Written exercise: How many rows below contain the string "line"? Case counts, so reply with the number only.

Given records:
>> Start

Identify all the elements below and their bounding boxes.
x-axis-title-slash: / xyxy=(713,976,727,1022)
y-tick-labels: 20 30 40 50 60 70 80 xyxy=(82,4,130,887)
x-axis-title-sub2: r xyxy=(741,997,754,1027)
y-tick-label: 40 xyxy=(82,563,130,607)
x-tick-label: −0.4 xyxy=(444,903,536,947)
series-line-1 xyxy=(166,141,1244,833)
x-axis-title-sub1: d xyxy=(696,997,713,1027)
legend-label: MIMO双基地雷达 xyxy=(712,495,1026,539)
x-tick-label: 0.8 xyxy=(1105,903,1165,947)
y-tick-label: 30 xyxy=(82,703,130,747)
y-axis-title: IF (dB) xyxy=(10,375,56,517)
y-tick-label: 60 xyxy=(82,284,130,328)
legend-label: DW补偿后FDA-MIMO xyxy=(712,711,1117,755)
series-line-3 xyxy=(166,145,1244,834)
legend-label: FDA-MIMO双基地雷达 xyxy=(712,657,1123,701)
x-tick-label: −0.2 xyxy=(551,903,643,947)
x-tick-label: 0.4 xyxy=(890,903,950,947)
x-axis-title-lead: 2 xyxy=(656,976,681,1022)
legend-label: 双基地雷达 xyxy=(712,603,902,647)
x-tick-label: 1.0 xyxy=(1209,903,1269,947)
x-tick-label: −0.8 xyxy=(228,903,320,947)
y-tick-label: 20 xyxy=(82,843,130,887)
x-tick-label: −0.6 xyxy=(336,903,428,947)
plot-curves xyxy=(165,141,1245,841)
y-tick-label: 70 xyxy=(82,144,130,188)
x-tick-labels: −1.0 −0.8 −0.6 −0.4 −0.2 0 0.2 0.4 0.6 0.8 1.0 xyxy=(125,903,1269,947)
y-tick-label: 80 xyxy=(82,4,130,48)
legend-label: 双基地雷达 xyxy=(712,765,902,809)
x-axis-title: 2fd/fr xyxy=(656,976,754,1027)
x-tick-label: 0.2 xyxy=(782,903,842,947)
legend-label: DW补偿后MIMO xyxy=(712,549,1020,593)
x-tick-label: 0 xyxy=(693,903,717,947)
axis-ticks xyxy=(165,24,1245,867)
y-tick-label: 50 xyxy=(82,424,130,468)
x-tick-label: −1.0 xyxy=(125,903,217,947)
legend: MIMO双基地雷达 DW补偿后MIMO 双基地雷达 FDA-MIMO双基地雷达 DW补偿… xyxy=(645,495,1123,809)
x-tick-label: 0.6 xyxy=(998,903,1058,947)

>> End

Complete response: 2